Dataset entries on figures
begin

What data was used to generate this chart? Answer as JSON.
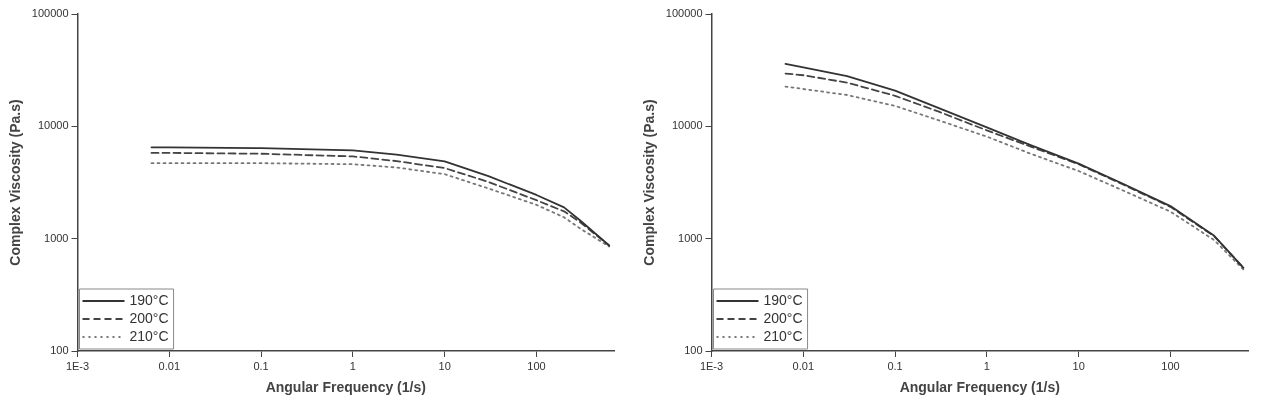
{
  "chart_data": [
    {
      "type": "line",
      "xlabel": "Angular Frequency (1/s)",
      "ylabel": "Complex Viscosity (Pa.s)",
      "log": "xy",
      "xlim": [
        0.001,
        700
      ],
      "ylim": [
        100,
        100000
      ],
      "xticks": [
        {
          "value": 0.001,
          "label": "1E-3"
        },
        0.01,
        0.1,
        1,
        10,
        100
      ],
      "yticks": [
        100,
        1000,
        10000,
        100000
      ],
      "grid": false,
      "legend": "bottom left",
      "marker": "none",
      "series": [
        {
          "name": "190°C",
          "color": "#333333",
          "line_style": "solid",
          "x": [
            0.0064,
            0.01,
            0.1,
            1,
            3,
            10,
            30,
            100,
            200,
            300,
            620
          ],
          "values": [
            6500,
            6500,
            6400,
            6100,
            5600,
            4870,
            3600,
            2450,
            1900,
            1450,
            870
          ]
        },
        {
          "name": "200°C",
          "color": "#444444",
          "line_style": "dashed",
          "x": [
            0.0064,
            0.01,
            0.1,
            1,
            3,
            10,
            30,
            100,
            200,
            300,
            620
          ],
          "values": [
            5800,
            5800,
            5700,
            5400,
            4900,
            4250,
            3200,
            2200,
            1750,
            1400,
            870
          ]
        },
        {
          "name": "210°C",
          "color": "#777777",
          "line_style": "dotted",
          "x": [
            0.0064,
            0.01,
            0.1,
            1,
            3,
            10,
            30,
            100,
            200,
            300,
            620
          ],
          "values": [
            4700,
            4700,
            4700,
            4600,
            4300,
            3750,
            2800,
            2000,
            1550,
            1230,
            850
          ]
        }
      ]
    },
    {
      "type": "line",
      "xlabel": "Angular Frequency (1/s)",
      "ylabel": "Complex Viscosity (Pa.s)",
      "log": "xy",
      "xlim": [
        0.001,
        700
      ],
      "ylim": [
        100,
        100000
      ],
      "xticks": [
        {
          "value": 0.001,
          "label": "1E-3"
        },
        0.01,
        0.1,
        1,
        10,
        100
      ],
      "yticks": [
        100,
        1000,
        10000,
        100000
      ],
      "grid": false,
      "legend": "bottom left",
      "marker": "none",
      "series": [
        {
          "name": "190°C",
          "color": "#333333",
          "line_style": "solid",
          "x": [
            0.0064,
            0.01,
            0.03,
            0.1,
            0.3,
            1,
            3,
            10,
            30,
            100,
            300,
            625
          ],
          "values": [
            36000,
            33500,
            28000,
            20800,
            14500,
            9800,
            6800,
            4650,
            3100,
            1950,
            1060,
            550
          ]
        },
        {
          "name": "200°C",
          "color": "#444444",
          "line_style": "dashed",
          "x": [
            0.0064,
            0.01,
            0.03,
            0.1,
            0.3,
            1,
            3,
            10,
            30,
            100,
            300,
            625
          ],
          "values": [
            29500,
            28500,
            24500,
            18700,
            13500,
            9200,
            6600,
            4600,
            3050,
            1920,
            1050,
            550
          ]
        },
        {
          "name": "210°C",
          "color": "#777777",
          "line_style": "dotted",
          "x": [
            0.0064,
            0.01,
            0.03,
            0.1,
            0.3,
            1,
            3,
            10,
            30,
            100,
            300,
            625
          ],
          "values": [
            22600,
            21500,
            19000,
            15200,
            11300,
            8100,
            5700,
            4000,
            2700,
            1740,
            970,
            530
          ]
        }
      ]
    }
  ]
}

end

[Required task]
Except for the pictures, reproduce every line exactly.

[Output of the exercise]
What data was used to generate this chart? Answer as JSON.
{
  "chart_data": [
    {
      "type": "line",
      "xlabel": "Angular Frequency (1/s)",
      "ylabel": "Complex Viscosity (Pa.s)",
      "log": "xy",
      "xlim": [
        0.001,
        700
      ],
      "ylim": [
        100,
        100000
      ],
      "xticks": [
        {
          "value": 0.001,
          "label": "1E-3"
        },
        0.01,
        0.1,
        1,
        10,
        100
      ],
      "yticks": [
        100,
        1000,
        10000,
        100000
      ],
      "grid": false,
      "legend": "bottom left",
      "marker": "none",
      "series": [
        {
          "name": "190°C",
          "color": "#333333",
          "line_style": "solid",
          "x": [
            0.0064,
            0.01,
            0.1,
            1,
            3,
            10,
            30,
            100,
            200,
            300,
            620
          ],
          "values": [
            6500,
            6500,
            6400,
            6100,
            5600,
            4870,
            3600,
            2450,
            1900,
            1450,
            870
          ]
        },
        {
          "name": "200°C",
          "color": "#444444",
          "line_style": "dashed",
          "x": [
            0.0064,
            0.01,
            0.1,
            1,
            3,
            10,
            30,
            100,
            200,
            300,
            620
          ],
          "values": [
            5800,
            5800,
            5700,
            5400,
            4900,
            4250,
            3200,
            2200,
            1750,
            1400,
            870
          ]
        },
        {
          "name": "210°C",
          "color": "#777777",
          "line_style": "dotted",
          "x": [
            0.0064,
            0.01,
            0.1,
            1,
            3,
            10,
            30,
            100,
            200,
            300,
            620
          ],
          "values": [
            4700,
            4700,
            4700,
            4600,
            4300,
            3750,
            2800,
            2000,
            1550,
            1230,
            850
          ]
        }
      ]
    },
    {
      "type": "line",
      "xlabel": "Angular Frequency (1/s)",
      "ylabel": "Complex Viscosity (Pa.s)",
      "log": "xy",
      "xlim": [
        0.001,
        700
      ],
      "ylim": [
        100,
        100000
      ],
      "xticks": [
        {
          "value": 0.001,
          "label": "1E-3"
        },
        0.01,
        0.1,
        1,
        10,
        100
      ],
      "yticks": [
        100,
        1000,
        10000,
        100000
      ],
      "grid": false,
      "legend": "bottom left",
      "marker": "none",
      "series": [
        {
          "name": "190°C",
          "color": "#333333",
          "line_style": "solid",
          "x": [
            0.0064,
            0.01,
            0.03,
            0.1,
            0.3,
            1,
            3,
            10,
            30,
            100,
            300,
            625
          ],
          "values": [
            36000,
            33500,
            28000,
            20800,
            14500,
            9800,
            6800,
            4650,
            3100,
            1950,
            1060,
            550
          ]
        },
        {
          "name": "200°C",
          "color": "#444444",
          "line_style": "dashed",
          "x": [
            0.0064,
            0.01,
            0.03,
            0.1,
            0.3,
            1,
            3,
            10,
            30,
            100,
            300,
            625
          ],
          "values": [
            29500,
            28500,
            24500,
            18700,
            13500,
            9200,
            6600,
            4600,
            3050,
            1920,
            1050,
            550
          ]
        },
        {
          "name": "210°C",
          "color": "#777777",
          "line_style": "dotted",
          "x": [
            0.0064,
            0.01,
            0.03,
            0.1,
            0.3,
            1,
            3,
            10,
            30,
            100,
            300,
            625
          ],
          "values": [
            22600,
            21500,
            19000,
            15200,
            11300,
            8100,
            5700,
            4000,
            2700,
            1740,
            970,
            530
          ]
        }
      ]
    }
  ]
}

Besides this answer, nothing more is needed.